• **Set exercise**
Please rewrite everything in the listing from the line containing "token-kw: select [451,265,556,299]" down to the line containing "token-pun: </ [730,523,765,557]", swapping "token-attr" for "token-attribute" and leaving all else as it is.

• **Listed records**

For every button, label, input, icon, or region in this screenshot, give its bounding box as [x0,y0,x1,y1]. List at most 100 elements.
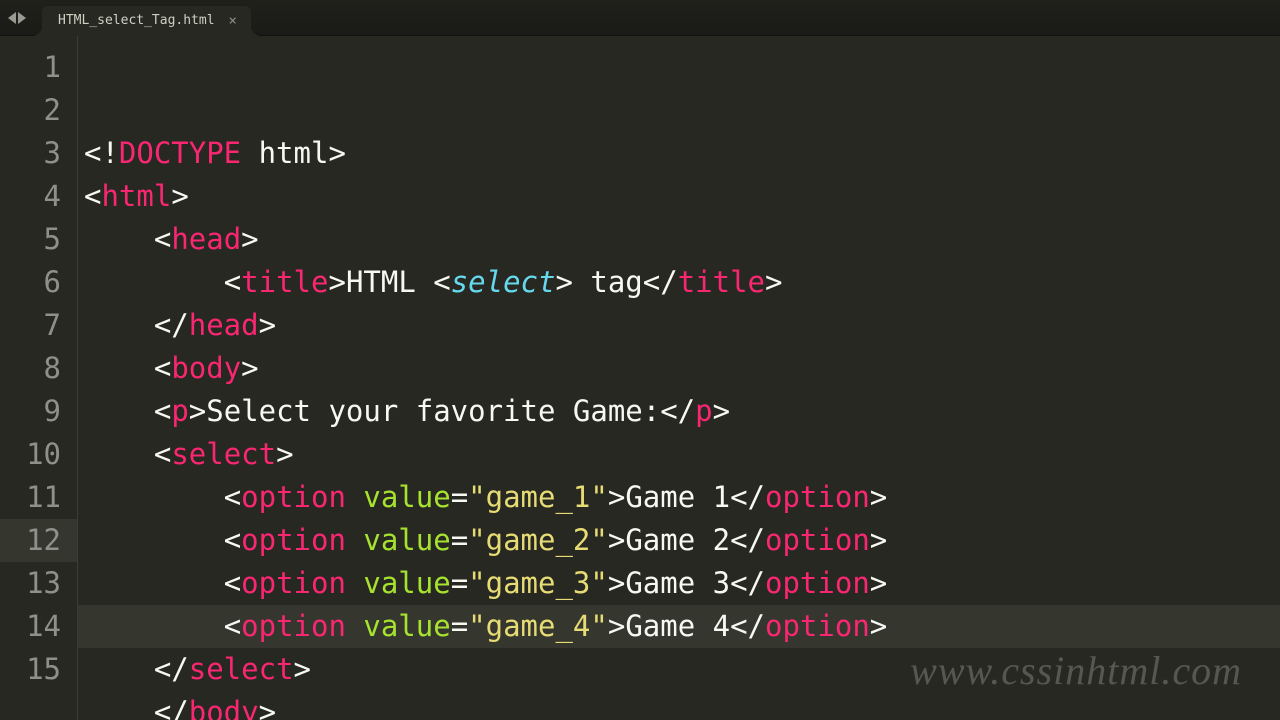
token-kw: select [451,265,556,299]
token-pun: > [171,179,188,213]
token-pun: > [765,265,782,299]
line-number: 8 [0,347,77,390]
token-tag: title [241,265,328,299]
token-str: "game_1" [468,480,608,514]
token-tag: title [678,265,765,299]
token-tag: select [189,652,294,686]
token-txt: > tag [555,265,642,299]
token-attr: value [363,566,450,600]
token-tag: option [765,566,870,600]
token-txt: html [241,136,328,170]
token-pun: < [154,222,171,256]
code-line[interactable]: <!DOCTYPE html> [78,132,1280,175]
token-pun: > [870,609,887,643]
line-number: 9 [0,390,77,433]
token-pun: < [154,437,171,471]
token-txt: Game 1 [625,480,730,514]
token-pun: > [713,394,730,428]
token-pun: = [451,566,468,600]
token-txt: Select your favorite Game: [206,394,660,428]
editor: 123456789101112131415 <!DOCTYPE html><ht… [0,36,1280,720]
file-tab[interactable]: HTML_select_Tag.html × [42,6,251,36]
token-tag: body [189,695,259,720]
token-tag: option [241,609,346,643]
code-line[interactable]: </select> [78,648,1280,691]
close-icon[interactable]: × [229,13,237,29]
line-number: 7 [0,304,77,347]
line-number: 14 [0,605,77,648]
token-attr: value [363,523,450,557]
code-area[interactable]: <!DOCTYPE html><html> <head> <title>HTML… [78,36,1280,720]
token-pun: </ [730,523,765,557]
tab-filename: HTML_select_Tag.html [58,13,215,28]
nav-arrows [0,12,34,24]
token-tag: option [241,480,346,514]
token-txt [346,480,363,514]
line-number: 4 [0,175,77,218]
code-line[interactable]: <select> [78,433,1280,476]
code-line[interactable]: <title>HTML <select> tag</title> [78,261,1280,304]
token-pun: = [451,609,468,643]
line-number: 15 [0,648,77,691]
token-txt [346,523,363,557]
code-line[interactable]: <option value="game_1">Game 1</option> [78,476,1280,519]
code-line[interactable]: <option value="game_2">Game 2</option> [78,519,1280,562]
token-tag: option [241,566,346,600]
history-forward-icon[interactable] [18,12,26,24]
code-line[interactable]: <p>Select your favorite Game:</p> [78,390,1280,433]
code-line[interactable]: </head> [78,304,1280,347]
token-txt [346,566,363,600]
token-pun: <! [84,136,119,170]
code-line[interactable]: <option value="game_3">Game 3</option> [78,562,1280,605]
token-pun: > [870,480,887,514]
code-line[interactable]: <html> [78,175,1280,218]
token-pun: < [84,179,101,213]
token-doctype: DOCTYPE [119,136,241,170]
token-pun: > [241,222,258,256]
token-tag: option [765,609,870,643]
token-tag: option [765,480,870,514]
code-line[interactable]: </body> [78,691,1280,720]
token-pun: > [608,609,625,643]
line-number: 10 [0,433,77,476]
code-line[interactable]: <body> [78,347,1280,390]
token-pun: </ [730,480,765,514]
token-tag: p [695,394,712,428]
token-pun: > [259,308,276,342]
token-txt [346,609,363,643]
token-str: "game_2" [468,523,608,557]
token-tag: select [171,437,276,471]
token-pun: < [224,523,241,557]
token-pun: </ [154,308,189,342]
token-pun: > [294,652,311,686]
token-pun: < [224,265,241,299]
token-pun: > [608,480,625,514]
token-tag: option [765,523,870,557]
code-line[interactable]: <head> [78,218,1280,261]
line-number: 3 [0,132,77,175]
token-pun: < [224,609,241,643]
token-pun: < [224,480,241,514]
token-str: "game_3" [468,566,608,600]
token-pun: > [189,394,206,428]
token-pun: > [259,695,276,720]
token-pun: </ [154,652,189,686]
token-pun: </ [643,265,678,299]
line-number: 5 [0,218,77,261]
token-pun: </ [730,609,765,643]
token-pun: < [154,394,171,428]
history-back-icon[interactable] [8,12,16,24]
token-txt: Game 2 [625,523,730,557]
token-pun: </ [154,695,189,720]
code-line[interactable]: <option value="game_4">Game 4</option> [78,605,1280,648]
token-pun: > [608,523,625,557]
token-pun: > [608,566,625,600]
token-pun: < [154,351,171,385]
token-txt: HTML < [346,265,451,299]
line-number: 6 [0,261,77,304]
token-pun: </ [730,566,765,600]
line-number: 11 [0,476,77,519]
token-attr: value [363,609,450,643]
token-txt: Game 3 [625,566,730,600]
token-pun: = [451,523,468,557]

• **Exercise answer**
token-kw: select [451,265,556,299]
token-pun: > [171,179,188,213]
token-pun: > [765,265,782,299]
line-number: 8 [0,347,77,390]
token-tag: title [241,265,328,299]
token-str: "game_1" [468,480,608,514]
token-tag: title [678,265,765,299]
token-tag: select [189,652,294,686]
token-txt: > tag [555,265,642,299]
token-attribute: value [363,566,450,600]
token-tag: option [765,566,870,600]
token-txt: html [241,136,328,170]
token-pun: < [154,222,171,256]
code-line[interactable]: <!DOCTYPE html> [78,132,1280,175]
token-pun: > [870,609,887,643]
line-number: 9 [0,390,77,433]
token-pun: < [154,437,171,471]
token-txt: Game 1 [625,480,730,514]
token-pun: > [713,394,730,428]
token-pun: = [451,566,468,600]
token-txt: Select your favorite Game: [206,394,660,428]
editor: 123456789101112131415 <!DOCTYPE html><ht… [0,36,1280,720]
file-tab[interactable]: HTML_select_Tag.html × [42,6,251,36]
token-tag: body [189,695,259,720]
token-tag: option [241,609,346,643]
code-line[interactable]: </select> [78,648,1280,691]
close-icon[interactable]: × [229,13,237,29]
line-number: 7 [0,304,77,347]
line-number: 14 [0,605,77,648]
token-attribute: value [363,523,450,557]
code-area[interactable]: <!DOCTYPE html><html> <head> <title>HTML… [78,36,1280,720]
token-pun: </ [730,523,765,557]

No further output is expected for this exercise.